▶ **OBJECTIVE**: Each line below should be reproduced without any alteration.

▶ **INFORMATION SHOWN**:

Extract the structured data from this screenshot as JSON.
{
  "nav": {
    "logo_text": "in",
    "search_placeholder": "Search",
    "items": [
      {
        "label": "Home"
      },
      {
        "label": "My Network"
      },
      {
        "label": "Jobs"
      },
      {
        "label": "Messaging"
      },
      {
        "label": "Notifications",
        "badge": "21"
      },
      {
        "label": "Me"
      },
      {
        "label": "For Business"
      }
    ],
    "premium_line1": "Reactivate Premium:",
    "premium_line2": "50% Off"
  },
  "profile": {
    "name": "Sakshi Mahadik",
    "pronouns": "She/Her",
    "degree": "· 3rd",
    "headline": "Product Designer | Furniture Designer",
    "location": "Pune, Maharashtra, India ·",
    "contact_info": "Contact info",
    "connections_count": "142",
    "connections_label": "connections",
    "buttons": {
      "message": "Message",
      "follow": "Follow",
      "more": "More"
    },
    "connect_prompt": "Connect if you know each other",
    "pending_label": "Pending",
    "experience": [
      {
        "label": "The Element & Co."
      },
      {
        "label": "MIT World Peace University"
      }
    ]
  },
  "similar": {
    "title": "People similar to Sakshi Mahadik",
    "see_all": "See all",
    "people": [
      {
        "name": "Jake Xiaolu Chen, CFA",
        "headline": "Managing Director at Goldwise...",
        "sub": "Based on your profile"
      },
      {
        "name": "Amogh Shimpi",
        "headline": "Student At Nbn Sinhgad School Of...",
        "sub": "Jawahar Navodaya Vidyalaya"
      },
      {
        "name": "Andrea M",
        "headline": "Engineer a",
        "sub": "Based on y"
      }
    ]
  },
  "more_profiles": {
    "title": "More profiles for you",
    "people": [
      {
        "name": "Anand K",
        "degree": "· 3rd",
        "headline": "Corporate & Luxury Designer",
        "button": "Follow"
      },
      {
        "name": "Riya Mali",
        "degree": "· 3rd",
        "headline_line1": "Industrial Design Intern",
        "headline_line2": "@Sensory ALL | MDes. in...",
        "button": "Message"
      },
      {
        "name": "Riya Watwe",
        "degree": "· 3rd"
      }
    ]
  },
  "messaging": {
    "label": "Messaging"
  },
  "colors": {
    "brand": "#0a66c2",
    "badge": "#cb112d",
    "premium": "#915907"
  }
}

▶ **RESPONSE TO THIS EXERCISE**:
Extract the structured data from this screenshot as JSON.
{
  "nav": {
    "logo_text": "in",
    "search_placeholder": "Search",
    "items": [
      {
        "label": "Home"
      },
      {
        "label": "My Network"
      },
      {
        "label": "Jobs"
      },
      {
        "label": "Messaging"
      },
      {
        "label": "Notifications",
        "badge": "21"
      },
      {
        "label": "Me"
      },
      {
        "label": "For Business"
      }
    ],
    "premium_line1": "Reactivate Premium:",
    "premium_line2": "50% Off"
  },
  "profile": {
    "name": "Sakshi Mahadik",
    "pronouns": "She/Her",
    "degree": "· 3rd",
    "headline": "Product Designer | Furniture Designer",
    "location": "Pune, Maharashtra, India ·",
    "contact_info": "Contact info",
    "connections_count": "142",
    "connections_label": "connections",
    "buttons": {
      "message": "Message",
      "follow": "Follow",
      "more": "More"
    },
    "connect_prompt": "Connect if you know each other",
    "pending_label": "Pending",
    "experience": [
      {
        "label": "The Element & Co."
      },
      {
        "label": "MIT World Peace University"
      }
    ]
  },
  "similar": {
    "title": "People similar to Sakshi Mahadik",
    "see_all": "See all",
    "people": [
      {
        "name": "Jake Xiaolu Chen, CFA",
        "headline": "Managing Director at Goldwise...",
        "sub": "Based on your profile"
      },
      {
        "name": "Amogh Shimpi",
        "headline": "Student At Nbn Sinhgad School Of...",
        "sub": "Jawahar Navodaya Vidyalaya"
      },
      {
        "name": "Andrea M",
        "headline": "Engineer a",
        "sub": "Based on y"
      }
    ]
  },
  "more_profiles": {
    "title": "More profiles for you",
    "people": [
      {
        "name": "Anand K",
        "degree": "· 3rd",
        "headline": "Corporate & Luxury Designer",
        "button": "Follow"
      },
      {
        "name": "Riya Mali",
        "degree": "· 3rd",
        "headline_line1": "Industrial Design Intern",
        "headline_line2": "@Sensory ALL | MDes. in...",
        "button": "Message"
      },
      {
        "name": "Riya Watwe",
        "degree": "· 3rd"
      }
    ]
  },
  "messaging": {
    "label": "Messaging"
  },
  "colors": {
    "brand": "#0a66c2",
    "badge": "#cb112d",
    "premium": "#915907"
  }
}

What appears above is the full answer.